Only lines holding the word "JSON" should be copied from the material.

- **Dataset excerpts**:
---*---
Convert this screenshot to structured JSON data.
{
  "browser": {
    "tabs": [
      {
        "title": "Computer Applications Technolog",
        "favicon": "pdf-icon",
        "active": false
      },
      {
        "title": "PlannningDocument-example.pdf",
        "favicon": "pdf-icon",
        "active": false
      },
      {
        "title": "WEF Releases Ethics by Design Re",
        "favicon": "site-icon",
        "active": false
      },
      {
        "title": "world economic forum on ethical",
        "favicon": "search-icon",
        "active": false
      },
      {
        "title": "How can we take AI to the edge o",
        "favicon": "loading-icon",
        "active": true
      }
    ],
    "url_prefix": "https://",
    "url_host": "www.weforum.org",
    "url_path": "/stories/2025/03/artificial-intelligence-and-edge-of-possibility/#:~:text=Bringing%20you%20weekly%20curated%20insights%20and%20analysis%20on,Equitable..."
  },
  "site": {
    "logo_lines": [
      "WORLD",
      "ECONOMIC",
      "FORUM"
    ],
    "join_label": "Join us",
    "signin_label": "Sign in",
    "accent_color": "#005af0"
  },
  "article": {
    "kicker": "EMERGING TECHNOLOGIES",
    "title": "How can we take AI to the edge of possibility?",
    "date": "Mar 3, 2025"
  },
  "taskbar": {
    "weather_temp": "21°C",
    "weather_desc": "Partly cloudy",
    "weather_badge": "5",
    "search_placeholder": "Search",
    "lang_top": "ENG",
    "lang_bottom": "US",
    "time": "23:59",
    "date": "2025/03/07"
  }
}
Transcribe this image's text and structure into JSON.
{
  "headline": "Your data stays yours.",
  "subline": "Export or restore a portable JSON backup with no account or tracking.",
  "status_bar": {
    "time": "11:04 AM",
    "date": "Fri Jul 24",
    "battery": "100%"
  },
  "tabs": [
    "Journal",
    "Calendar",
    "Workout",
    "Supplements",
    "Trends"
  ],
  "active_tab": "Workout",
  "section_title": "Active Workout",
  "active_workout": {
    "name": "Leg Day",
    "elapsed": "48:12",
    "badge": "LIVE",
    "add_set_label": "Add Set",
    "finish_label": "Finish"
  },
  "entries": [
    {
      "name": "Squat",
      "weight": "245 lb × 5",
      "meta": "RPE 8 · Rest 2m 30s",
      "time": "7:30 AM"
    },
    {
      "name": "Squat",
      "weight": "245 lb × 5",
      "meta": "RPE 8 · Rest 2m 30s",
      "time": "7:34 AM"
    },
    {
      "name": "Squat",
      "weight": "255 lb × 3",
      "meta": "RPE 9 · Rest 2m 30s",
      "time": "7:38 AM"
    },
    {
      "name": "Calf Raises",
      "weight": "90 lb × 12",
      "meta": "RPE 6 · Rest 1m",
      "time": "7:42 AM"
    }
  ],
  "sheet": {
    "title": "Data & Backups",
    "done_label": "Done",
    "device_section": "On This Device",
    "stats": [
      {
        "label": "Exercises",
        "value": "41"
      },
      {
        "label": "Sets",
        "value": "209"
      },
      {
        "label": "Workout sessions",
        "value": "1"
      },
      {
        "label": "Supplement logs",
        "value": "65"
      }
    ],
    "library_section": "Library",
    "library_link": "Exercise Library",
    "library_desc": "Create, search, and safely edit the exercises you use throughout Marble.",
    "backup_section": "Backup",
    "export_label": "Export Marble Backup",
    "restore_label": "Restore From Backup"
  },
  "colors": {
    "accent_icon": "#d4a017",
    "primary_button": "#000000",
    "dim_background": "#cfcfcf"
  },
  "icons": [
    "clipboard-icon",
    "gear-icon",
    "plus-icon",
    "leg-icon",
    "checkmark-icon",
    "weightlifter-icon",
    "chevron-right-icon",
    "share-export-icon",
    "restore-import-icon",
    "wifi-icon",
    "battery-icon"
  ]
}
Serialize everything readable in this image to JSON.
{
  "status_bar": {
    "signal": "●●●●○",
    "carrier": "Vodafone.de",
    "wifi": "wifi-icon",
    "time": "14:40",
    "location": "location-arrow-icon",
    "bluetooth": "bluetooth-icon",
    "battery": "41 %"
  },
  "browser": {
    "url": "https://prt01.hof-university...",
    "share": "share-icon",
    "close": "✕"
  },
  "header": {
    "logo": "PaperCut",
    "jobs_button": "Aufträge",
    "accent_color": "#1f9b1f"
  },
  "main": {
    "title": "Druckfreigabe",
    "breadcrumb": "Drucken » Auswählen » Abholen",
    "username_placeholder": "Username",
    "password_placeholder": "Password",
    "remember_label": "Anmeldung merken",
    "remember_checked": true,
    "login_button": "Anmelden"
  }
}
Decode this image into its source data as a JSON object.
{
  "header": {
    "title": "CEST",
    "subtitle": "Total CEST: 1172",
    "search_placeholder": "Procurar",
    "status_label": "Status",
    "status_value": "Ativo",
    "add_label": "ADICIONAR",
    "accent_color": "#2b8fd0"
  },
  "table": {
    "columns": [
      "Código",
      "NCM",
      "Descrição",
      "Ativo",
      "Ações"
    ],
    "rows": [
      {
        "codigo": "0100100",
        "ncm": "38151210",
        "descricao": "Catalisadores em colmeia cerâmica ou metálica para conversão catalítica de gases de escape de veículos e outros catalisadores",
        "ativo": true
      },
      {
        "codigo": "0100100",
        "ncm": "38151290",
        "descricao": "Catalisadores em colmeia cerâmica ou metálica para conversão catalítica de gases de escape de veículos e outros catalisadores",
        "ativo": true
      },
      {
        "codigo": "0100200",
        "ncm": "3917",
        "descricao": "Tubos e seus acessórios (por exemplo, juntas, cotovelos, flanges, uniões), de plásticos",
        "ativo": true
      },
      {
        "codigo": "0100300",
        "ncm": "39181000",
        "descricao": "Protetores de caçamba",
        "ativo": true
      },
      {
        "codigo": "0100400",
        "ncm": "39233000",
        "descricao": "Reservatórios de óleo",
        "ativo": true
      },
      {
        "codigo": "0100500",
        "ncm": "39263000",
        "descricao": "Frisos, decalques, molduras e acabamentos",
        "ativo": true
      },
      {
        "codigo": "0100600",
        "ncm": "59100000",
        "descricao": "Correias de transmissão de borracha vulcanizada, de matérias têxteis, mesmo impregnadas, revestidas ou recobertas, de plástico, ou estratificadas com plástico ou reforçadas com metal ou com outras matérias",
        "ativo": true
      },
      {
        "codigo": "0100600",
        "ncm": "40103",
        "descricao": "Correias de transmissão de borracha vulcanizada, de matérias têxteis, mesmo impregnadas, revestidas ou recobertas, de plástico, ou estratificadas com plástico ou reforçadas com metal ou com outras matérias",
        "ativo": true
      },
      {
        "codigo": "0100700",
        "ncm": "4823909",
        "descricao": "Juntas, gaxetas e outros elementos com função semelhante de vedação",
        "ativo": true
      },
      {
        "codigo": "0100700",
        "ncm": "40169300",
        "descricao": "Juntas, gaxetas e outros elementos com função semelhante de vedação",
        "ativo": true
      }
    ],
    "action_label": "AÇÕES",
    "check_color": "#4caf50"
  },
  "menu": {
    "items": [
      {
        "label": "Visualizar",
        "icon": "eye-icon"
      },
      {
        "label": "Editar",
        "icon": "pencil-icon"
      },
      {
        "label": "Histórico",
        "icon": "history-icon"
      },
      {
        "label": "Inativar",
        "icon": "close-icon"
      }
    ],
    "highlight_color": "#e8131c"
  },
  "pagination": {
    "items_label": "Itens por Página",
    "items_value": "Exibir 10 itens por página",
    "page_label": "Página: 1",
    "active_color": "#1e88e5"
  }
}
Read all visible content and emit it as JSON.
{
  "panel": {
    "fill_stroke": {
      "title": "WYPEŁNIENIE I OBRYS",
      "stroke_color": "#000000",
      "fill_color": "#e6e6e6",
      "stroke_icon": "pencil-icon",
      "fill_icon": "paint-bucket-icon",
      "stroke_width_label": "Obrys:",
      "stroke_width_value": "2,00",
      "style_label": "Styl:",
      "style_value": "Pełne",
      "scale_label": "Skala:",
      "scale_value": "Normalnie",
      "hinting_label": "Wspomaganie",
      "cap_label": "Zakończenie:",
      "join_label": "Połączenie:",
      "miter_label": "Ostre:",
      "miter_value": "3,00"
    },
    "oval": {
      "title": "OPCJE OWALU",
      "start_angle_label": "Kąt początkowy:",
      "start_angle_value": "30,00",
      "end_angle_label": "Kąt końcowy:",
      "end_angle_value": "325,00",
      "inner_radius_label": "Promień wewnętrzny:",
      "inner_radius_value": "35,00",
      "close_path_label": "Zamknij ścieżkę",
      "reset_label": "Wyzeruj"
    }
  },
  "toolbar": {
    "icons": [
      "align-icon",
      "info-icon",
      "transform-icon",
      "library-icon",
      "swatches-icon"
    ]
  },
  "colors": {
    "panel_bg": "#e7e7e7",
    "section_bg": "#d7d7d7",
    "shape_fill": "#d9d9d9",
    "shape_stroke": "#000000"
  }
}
---*---
- **Exercise output**:
Convert this screenshot to structured JSON data.
Transcribe this image's text and structure into JSON.
  "subline": "Export or restore a portable JSON backup with no account or tracking.",
Serialize everything readable in this image to JSON.
Decode this image into its source data as a JSON object.
Read all visible content and emit it as JSON.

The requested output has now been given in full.